Stored items:
+ + +
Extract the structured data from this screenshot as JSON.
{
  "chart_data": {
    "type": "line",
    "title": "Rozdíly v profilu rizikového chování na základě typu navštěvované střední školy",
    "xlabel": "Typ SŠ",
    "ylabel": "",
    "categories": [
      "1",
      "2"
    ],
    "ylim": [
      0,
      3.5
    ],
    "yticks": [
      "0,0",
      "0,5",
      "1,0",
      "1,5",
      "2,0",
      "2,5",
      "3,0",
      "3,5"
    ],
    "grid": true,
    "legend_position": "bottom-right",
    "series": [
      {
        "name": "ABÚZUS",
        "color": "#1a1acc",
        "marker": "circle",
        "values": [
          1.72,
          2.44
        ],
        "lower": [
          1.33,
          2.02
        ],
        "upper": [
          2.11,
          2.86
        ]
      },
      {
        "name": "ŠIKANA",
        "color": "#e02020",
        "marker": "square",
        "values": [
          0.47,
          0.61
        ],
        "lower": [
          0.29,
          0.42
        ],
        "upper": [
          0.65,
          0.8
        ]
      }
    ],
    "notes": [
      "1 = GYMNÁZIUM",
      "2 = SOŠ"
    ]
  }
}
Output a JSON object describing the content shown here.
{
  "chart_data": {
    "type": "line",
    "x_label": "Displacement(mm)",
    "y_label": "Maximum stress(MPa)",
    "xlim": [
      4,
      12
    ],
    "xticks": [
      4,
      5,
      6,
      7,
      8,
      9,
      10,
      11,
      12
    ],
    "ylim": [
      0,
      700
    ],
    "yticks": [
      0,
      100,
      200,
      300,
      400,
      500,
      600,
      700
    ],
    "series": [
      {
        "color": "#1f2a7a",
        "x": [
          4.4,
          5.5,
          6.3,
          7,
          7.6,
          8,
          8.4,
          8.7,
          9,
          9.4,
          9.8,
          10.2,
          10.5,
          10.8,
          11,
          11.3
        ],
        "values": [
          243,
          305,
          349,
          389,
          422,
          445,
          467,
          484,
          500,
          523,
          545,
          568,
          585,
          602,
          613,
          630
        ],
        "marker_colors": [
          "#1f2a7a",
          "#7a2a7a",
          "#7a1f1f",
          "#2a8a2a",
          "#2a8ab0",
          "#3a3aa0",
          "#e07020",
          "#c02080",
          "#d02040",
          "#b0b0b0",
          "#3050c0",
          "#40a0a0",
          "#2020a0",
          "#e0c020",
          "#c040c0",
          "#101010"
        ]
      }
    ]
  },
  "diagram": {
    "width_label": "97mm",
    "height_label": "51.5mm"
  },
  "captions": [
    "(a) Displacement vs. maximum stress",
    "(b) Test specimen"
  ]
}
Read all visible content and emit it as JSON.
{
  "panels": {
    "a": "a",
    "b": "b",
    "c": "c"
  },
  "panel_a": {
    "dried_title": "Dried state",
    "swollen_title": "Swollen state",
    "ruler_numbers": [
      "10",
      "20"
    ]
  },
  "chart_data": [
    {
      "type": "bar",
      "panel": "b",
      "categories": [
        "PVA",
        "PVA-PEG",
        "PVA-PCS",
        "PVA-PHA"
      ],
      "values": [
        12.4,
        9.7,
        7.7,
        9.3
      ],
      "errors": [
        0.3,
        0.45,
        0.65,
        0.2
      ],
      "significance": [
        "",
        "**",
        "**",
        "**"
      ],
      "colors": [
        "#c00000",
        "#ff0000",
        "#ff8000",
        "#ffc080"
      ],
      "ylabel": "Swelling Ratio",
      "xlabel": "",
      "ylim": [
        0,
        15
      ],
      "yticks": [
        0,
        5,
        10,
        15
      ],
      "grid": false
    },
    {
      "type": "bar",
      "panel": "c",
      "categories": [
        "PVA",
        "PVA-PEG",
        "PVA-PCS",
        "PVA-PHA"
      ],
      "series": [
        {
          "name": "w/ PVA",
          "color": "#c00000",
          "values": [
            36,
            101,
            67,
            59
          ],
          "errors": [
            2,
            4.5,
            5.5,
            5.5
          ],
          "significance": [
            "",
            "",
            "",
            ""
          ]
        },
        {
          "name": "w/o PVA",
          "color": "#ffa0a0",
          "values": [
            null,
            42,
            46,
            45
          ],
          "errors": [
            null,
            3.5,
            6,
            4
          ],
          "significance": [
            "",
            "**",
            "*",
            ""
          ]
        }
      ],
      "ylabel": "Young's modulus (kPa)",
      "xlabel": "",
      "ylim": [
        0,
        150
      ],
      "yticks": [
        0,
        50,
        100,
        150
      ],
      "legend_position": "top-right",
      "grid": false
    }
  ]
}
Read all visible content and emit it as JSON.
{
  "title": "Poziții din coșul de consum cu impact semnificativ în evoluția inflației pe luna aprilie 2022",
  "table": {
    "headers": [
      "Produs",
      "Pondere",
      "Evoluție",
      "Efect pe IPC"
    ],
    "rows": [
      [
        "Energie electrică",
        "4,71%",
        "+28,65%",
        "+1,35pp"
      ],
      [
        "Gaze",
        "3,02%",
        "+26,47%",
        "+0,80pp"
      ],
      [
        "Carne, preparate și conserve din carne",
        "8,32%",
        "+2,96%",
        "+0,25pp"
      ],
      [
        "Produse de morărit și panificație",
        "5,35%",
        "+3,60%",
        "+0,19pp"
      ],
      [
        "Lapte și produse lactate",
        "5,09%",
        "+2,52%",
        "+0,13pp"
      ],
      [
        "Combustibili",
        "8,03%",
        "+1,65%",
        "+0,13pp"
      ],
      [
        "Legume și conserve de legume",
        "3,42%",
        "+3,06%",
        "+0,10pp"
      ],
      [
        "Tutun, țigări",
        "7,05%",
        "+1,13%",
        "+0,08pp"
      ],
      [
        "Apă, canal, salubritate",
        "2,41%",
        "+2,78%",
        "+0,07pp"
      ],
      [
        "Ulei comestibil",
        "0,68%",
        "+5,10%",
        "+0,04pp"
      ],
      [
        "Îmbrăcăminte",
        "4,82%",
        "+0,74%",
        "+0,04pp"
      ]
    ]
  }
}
+ + +
Look through the data above. Each line containing the word "state" needs to be copied.

    "dried_title": "Dried state",
    "swollen_title": "Swollen state",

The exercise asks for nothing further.